- **Text block**:
-.-.-

NAME

Lingua::Zompist::Barakhinei - Inflect Barakhinei nouns, verbs, and adjectives

VERSION

This document refers to version 0.02 of Lingua::Zompist::Barakhinei, released on 2002-06-26.

SYNOPSIS

use Lingua::Zompist::Barakhinei;
$i_am = Lingua::Zompist::Barakhinei::demeric('eza')->[0];

or

use Lingua::Zompist::Barakhinei ':all';
$i_am = demeric('eza')->[0];

or

use Lingua::Zompist::Barakhinei qw( demeric scrifel );
$you_know = demeric("shkriv\xea", 1)->[1];
$they_had = crifel("ten\xea", 1)->[5];
# note "\xea" = e with circumflex


# nouns and pronouns
$word = noun('belu', 'masc', 'beluri');  # nouns
$word = noun("s\xfb");    # pronouns ("\xfb" is u with circumflex: su^)
$word = noun('mukh');
# in general
$word = noun( NOUN [, GENDER [, PLURAL ] ] );

# adjectives
$word = adj("kh\xf4t\xea");  # adjectives (ho^te^)

-.-.-

- **To do**:
1 > According to the Lingua::Zompist::Barakhinei documentation, on what date was version 0.02 released?
2 > Reproduce the portion of the Lingua::Zompist::Barakhinei documentation from "Lingua::Zompist::Barakhinei - Inflect" up to and including "released on 2002-06-26.".

-.-.-

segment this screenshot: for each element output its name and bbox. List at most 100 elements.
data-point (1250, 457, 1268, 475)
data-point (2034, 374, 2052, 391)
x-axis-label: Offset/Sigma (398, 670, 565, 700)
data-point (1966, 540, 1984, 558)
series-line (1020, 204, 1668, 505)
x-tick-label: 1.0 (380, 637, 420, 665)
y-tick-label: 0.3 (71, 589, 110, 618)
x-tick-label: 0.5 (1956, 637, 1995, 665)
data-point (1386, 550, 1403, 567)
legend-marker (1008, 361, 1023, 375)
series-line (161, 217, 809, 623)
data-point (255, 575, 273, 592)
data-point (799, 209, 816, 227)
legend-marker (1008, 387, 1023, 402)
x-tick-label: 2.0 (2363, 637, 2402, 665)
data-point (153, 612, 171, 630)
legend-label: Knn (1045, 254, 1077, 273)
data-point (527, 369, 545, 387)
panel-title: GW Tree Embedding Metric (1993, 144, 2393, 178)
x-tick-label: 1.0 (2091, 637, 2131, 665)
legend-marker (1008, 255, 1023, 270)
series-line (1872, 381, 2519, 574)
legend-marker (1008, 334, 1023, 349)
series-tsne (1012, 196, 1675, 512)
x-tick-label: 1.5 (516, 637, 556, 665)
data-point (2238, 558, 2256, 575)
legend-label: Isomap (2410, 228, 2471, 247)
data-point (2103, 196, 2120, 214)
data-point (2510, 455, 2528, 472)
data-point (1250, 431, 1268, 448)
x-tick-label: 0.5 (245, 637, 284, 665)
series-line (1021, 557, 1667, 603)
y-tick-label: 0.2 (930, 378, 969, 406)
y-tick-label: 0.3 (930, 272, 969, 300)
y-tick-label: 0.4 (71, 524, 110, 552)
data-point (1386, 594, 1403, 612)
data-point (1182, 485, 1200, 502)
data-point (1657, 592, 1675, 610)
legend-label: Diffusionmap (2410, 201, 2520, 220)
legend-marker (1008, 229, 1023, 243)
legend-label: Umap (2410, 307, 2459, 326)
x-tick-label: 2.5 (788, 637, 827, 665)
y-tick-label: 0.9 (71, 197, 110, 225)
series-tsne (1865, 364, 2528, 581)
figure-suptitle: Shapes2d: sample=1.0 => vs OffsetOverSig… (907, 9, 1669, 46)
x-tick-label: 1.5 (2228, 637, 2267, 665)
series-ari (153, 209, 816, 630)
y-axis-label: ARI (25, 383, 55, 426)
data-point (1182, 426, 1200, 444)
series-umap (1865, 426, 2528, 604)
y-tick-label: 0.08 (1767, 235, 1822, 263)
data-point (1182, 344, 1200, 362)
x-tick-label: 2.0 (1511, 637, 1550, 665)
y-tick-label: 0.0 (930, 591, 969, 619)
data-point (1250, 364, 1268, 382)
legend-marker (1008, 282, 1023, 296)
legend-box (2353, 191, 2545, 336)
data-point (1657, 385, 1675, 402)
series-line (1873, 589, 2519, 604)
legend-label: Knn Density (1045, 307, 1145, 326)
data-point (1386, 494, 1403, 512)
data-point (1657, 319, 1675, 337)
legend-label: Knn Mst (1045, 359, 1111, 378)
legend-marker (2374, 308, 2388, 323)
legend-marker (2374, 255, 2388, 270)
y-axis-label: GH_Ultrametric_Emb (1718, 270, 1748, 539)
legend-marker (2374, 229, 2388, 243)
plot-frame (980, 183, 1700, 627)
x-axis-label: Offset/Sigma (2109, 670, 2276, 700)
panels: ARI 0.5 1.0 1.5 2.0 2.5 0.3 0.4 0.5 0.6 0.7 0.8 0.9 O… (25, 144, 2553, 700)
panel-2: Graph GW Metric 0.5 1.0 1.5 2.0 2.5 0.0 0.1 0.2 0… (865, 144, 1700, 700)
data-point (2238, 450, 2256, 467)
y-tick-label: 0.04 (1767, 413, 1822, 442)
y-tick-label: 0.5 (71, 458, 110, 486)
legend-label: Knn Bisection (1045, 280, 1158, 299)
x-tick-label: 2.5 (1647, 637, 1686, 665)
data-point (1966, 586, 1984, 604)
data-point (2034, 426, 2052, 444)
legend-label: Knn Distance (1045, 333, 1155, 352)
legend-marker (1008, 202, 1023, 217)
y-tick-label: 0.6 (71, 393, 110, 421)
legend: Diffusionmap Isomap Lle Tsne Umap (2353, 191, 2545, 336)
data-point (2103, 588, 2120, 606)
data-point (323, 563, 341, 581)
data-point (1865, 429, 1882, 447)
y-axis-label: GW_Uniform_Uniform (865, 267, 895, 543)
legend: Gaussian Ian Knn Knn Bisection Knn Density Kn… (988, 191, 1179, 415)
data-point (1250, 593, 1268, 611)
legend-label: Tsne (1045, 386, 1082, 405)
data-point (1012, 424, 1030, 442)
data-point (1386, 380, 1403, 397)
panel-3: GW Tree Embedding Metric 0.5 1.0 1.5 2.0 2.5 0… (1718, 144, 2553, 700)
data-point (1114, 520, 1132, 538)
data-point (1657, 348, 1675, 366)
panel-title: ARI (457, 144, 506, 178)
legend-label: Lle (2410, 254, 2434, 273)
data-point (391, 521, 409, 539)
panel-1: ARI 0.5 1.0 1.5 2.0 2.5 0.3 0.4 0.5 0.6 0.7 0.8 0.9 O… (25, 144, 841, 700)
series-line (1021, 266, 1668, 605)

-.-.-

- **Responses for each task**:
1 > 2002-06-26

2 >
Lingua::Zompist::Barakhinei - Inflect Barakhinei nouns, verbs, and adjectives

VERSION

This document refers to version 0.02 of Lingua::Zompist::Barakhinei, released on 2002-06-26.